• _Task objective_: Could you transcribe every record below exactly as written, leaving out any pictures?

[Figure record listings]

====

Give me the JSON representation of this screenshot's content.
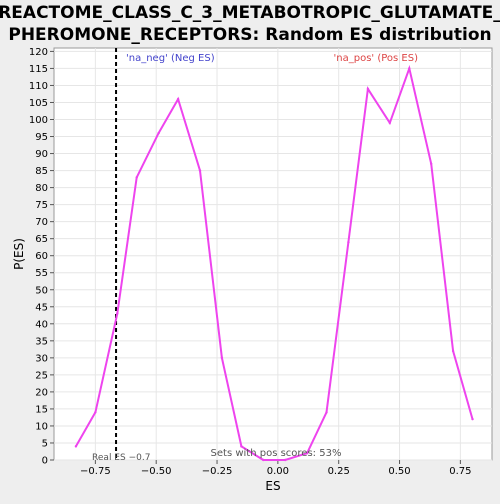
{
  "chart_data": {
    "type": "line",
    "title_lines": [
      "REACTOME_CLASS_C_3_METABOTROPIC_GLUTAMATE_",
      "PHEROMONE_RECEPTORS: Random ES distribution"
    ],
    "xlabel": "ES",
    "ylabel": "P(ES)",
    "xlim": [
      -0.92,
      0.88
    ],
    "ylim": [
      0,
      121
    ],
    "x_ticks": [
      -0.75,
      -0.5,
      -0.25,
      0.0,
      0.25,
      0.5,
      0.75
    ],
    "x_tick_labels": [
      "−0.75",
      "−0.50",
      "−0.25",
      "0.00",
      "0.25",
      "0.50",
      "0.75"
    ],
    "y_ticks": [
      0,
      5,
      10,
      15,
      20,
      25,
      30,
      35,
      40,
      45,
      50,
      55,
      60,
      65,
      70,
      75,
      80,
      85,
      90,
      95,
      100,
      105,
      110,
      115,
      120
    ],
    "grid": true,
    "series": [
      {
        "color": "#ee44ee",
        "x": [
          -0.83,
          -0.75,
          -0.66,
          -0.58,
          -0.49,
          -0.41,
          -0.32,
          -0.23,
          -0.15,
          -0.06,
          0.03,
          0.12,
          0.2,
          0.29,
          0.37,
          0.46,
          0.54,
          0.63,
          0.72,
          0.8
        ],
        "y": [
          4,
          14,
          43,
          83,
          96,
          106,
          85,
          30,
          4,
          0,
          0,
          2,
          14,
          64,
          109,
          99,
          115,
          87,
          32,
          12
        ]
      }
    ],
    "real_es": {
      "x": -0.665,
      "label": "Real ES −0.7"
    },
    "annotations": {
      "neg_label": "'na_neg' (Neg ES)",
      "pos_label": "'na_pos' (Pos ES)",
      "sets_label": "Sets with pos scores: 53%"
    },
    "colors": {
      "line": "#ee44ee",
      "neg_text": "#4444cc",
      "pos_text": "#dd4444",
      "real_es_line": "#000000",
      "grid": "#e6e6e6",
      "plot_bg": "#ffffff",
      "page_bg": "#eeeeee"
    }
  }
}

====

• _Exercise solution_:
Give me the JSON representation of this screenshot's content.
{
  "chart_data": {
    "type": "line",
    "title_lines": [
      "REACTOME_CLASS_C_3_METABOTROPIC_GLUTAMATE_",
      "PHEROMONE_RECEPTORS: Random ES distribution"
    ],
    "xlabel": "ES",
    "ylabel": "P(ES)",
    "xlim": [
      -0.92,
      0.88
    ],
    "ylim": [
      0,
      121
    ],
    "x_ticks": [
      -0.75,
      -0.5,
      -0.25,
      0.0,
      0.25,
      0.5,
      0.75
    ],
    "x_tick_labels": [
      "−0.75",
      "−0.50",
      "−0.25",
      "0.00",
      "0.25",
      "0.50",
      "0.75"
    ],
    "y_ticks": [
      0,
      5,
      10,
      15,
      20,
      25,
      30,
      35,
      40,
      45,
      50,
      55,
      60,
      65,
      70,
      75,
      80,
      85,
      90,
      95,
      100,
      105,
      110,
      115,
      120
    ],
    "grid": true,
    "series": [
      {
        "color": "#ee44ee",
        "x": [
          -0.83,
          -0.75,
          -0.66,
          -0.58,
          -0.49,
          -0.41,
          -0.32,
          -0.23,
          -0.15,
          -0.06,
          0.03,
          0.12,
          0.2,
          0.29,
          0.37,
          0.46,
          0.54,
          0.63,
          0.72,
          0.8
        ],
        "y": [
          4,
          14,
          43,
          83,
          96,
          106,
          85,
          30,
          4,
          0,
          0,
          2,
          14,
          64,
          109,
          99,
          115,
          87,
          32,
          12
        ]
      }
    ],
    "real_es": {
      "x": -0.665,
      "label": "Real ES −0.7"
    },
    "annotations": {
      "neg_label": "'na_neg' (Neg ES)",
      "pos_label": "'na_pos' (Pos ES)",
      "sets_label": "Sets with pos scores: 53%"
    },
    "colors": {
      "line": "#ee44ee",
      "neg_text": "#4444cc",
      "pos_text": "#dd4444",
      "real_es_line": "#000000",
      "grid": "#e6e6e6",
      "plot_bg": "#ffffff",
      "page_bg": "#eeeeee"
    }
  }
}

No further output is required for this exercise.